--- START OF GIVEN INFORMATION ---

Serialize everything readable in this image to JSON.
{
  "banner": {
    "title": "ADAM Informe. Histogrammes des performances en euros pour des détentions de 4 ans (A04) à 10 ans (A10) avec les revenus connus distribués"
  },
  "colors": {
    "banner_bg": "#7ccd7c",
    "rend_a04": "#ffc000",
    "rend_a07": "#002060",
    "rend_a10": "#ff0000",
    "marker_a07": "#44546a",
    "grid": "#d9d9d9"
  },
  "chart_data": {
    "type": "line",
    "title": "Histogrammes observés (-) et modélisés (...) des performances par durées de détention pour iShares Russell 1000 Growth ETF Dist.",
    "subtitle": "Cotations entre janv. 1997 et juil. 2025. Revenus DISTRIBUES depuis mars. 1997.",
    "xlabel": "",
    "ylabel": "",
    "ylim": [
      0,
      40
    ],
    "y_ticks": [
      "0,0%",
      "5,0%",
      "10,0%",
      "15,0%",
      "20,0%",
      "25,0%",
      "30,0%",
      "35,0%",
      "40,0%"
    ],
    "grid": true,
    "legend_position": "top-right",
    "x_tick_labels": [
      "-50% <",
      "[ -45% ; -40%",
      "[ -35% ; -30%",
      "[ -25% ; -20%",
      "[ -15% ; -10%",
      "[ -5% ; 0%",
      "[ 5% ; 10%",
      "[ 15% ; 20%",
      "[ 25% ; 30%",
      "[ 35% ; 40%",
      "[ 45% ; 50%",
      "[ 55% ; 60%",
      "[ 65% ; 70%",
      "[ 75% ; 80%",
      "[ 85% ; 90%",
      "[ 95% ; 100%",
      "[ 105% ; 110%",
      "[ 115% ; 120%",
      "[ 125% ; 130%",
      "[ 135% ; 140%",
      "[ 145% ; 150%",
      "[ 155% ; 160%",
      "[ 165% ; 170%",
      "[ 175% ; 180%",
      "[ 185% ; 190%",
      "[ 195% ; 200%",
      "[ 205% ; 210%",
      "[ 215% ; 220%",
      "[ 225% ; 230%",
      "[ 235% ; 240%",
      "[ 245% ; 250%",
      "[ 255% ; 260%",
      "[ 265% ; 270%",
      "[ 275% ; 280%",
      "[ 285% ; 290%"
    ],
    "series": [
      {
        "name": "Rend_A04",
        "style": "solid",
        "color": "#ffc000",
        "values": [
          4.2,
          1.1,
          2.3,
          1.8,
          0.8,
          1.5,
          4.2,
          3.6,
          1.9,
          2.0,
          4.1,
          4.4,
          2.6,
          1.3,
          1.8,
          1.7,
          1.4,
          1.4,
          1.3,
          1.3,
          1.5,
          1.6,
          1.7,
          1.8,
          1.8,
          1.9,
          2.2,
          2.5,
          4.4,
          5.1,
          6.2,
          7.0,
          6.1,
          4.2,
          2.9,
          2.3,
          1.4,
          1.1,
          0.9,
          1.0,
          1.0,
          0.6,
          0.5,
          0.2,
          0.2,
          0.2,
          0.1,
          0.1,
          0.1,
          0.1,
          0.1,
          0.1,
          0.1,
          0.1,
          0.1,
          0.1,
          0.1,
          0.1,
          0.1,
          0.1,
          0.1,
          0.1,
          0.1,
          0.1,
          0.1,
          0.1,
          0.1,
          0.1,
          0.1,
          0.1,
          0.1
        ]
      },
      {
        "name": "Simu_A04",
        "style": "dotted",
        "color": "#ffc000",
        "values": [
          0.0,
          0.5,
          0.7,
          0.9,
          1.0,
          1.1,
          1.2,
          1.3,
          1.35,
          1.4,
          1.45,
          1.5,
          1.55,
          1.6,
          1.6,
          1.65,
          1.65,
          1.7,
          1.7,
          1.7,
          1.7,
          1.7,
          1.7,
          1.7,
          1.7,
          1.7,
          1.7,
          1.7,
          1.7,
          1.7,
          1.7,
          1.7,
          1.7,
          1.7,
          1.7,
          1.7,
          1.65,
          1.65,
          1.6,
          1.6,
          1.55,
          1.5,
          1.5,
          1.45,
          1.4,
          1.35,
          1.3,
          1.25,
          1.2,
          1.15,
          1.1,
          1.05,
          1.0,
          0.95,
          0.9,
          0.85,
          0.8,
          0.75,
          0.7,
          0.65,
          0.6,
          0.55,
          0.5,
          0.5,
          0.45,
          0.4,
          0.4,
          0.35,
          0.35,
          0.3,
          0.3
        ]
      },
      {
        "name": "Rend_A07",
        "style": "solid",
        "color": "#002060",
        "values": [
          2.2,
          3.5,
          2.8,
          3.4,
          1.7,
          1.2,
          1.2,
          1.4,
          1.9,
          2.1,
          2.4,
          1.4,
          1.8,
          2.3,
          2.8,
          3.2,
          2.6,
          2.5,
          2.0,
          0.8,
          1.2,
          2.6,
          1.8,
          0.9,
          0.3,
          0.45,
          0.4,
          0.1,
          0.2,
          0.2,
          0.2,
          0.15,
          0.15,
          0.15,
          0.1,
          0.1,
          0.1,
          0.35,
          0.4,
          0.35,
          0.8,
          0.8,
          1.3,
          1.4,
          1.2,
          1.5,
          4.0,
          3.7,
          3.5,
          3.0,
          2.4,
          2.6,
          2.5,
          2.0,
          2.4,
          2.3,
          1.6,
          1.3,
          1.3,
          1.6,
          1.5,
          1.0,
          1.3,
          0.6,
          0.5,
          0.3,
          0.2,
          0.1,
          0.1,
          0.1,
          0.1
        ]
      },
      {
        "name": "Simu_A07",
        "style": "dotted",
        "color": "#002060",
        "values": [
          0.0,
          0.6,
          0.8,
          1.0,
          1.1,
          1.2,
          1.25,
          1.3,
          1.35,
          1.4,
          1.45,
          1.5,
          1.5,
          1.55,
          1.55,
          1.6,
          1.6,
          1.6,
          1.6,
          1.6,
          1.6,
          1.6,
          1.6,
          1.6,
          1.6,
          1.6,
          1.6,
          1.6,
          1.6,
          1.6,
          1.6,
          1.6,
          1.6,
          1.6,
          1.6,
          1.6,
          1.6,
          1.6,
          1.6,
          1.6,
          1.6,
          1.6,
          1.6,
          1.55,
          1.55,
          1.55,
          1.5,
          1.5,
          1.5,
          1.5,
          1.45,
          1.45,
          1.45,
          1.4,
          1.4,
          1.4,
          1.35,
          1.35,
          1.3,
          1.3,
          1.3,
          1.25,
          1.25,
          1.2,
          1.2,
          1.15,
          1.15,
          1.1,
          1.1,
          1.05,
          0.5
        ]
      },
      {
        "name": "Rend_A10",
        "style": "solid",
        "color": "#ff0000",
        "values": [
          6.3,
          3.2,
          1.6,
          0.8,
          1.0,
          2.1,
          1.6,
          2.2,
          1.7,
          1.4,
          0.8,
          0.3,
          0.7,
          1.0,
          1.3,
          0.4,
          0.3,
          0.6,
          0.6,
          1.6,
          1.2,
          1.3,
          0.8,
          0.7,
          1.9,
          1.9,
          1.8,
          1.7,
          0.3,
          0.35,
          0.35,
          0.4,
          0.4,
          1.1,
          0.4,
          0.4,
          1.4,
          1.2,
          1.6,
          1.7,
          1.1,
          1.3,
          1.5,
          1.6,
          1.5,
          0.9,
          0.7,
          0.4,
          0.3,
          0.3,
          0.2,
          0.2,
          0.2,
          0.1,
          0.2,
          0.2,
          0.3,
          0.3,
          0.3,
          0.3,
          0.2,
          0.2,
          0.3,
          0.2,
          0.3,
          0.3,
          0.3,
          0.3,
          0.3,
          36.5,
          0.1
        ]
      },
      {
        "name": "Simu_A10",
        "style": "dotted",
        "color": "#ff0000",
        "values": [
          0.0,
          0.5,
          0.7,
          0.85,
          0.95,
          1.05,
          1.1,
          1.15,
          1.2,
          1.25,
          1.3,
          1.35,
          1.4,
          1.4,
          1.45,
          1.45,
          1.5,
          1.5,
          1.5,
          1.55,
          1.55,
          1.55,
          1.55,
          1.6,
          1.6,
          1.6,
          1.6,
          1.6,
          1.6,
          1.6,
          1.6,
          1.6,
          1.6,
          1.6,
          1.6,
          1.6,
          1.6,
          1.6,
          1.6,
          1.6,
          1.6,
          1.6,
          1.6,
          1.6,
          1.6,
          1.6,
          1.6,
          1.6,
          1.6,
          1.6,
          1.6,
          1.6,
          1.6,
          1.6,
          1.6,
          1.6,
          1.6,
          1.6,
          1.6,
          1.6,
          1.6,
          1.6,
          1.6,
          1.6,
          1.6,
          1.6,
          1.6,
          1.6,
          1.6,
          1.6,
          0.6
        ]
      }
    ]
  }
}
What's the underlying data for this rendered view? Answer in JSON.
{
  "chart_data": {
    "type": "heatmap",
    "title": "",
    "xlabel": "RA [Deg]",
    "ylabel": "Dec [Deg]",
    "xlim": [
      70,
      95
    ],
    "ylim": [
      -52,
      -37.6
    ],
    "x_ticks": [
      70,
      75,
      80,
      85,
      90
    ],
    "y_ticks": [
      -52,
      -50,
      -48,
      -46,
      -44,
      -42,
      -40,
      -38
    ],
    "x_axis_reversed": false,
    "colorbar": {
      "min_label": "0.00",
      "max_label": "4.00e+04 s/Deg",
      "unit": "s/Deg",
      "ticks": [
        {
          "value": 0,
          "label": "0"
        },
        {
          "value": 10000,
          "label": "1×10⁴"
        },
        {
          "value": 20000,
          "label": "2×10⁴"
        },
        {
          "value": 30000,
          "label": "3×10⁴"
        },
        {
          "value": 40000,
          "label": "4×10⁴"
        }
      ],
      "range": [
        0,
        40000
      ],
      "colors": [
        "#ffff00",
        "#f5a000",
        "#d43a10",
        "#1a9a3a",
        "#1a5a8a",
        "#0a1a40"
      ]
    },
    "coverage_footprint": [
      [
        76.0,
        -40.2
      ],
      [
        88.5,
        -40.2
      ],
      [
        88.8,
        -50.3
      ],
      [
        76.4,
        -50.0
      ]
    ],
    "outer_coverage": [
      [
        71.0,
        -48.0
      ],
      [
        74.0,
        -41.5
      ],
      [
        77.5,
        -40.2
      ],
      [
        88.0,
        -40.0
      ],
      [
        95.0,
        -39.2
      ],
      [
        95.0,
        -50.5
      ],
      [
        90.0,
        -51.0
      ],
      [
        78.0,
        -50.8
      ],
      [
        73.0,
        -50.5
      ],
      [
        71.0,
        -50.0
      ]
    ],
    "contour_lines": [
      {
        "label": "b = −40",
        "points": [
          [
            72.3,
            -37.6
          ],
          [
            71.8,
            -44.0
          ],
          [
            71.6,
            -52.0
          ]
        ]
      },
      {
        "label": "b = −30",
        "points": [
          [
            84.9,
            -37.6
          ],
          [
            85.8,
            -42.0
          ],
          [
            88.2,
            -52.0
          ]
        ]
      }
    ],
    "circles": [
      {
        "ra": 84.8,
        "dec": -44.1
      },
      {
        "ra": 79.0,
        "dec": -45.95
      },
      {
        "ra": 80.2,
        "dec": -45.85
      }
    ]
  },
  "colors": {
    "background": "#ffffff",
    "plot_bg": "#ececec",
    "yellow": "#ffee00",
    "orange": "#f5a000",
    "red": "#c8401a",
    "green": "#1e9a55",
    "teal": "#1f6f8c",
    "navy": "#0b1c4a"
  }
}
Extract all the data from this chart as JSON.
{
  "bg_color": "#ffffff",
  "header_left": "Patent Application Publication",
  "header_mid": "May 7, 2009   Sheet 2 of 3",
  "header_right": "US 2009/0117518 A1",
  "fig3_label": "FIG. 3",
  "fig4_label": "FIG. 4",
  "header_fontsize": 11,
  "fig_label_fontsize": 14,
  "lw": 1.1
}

--- END OF GIVEN INFORMATION ---

**TASK:** State how many lines of the records hold the string "JSON", and nothing else.

**THE OUTPUT:** 3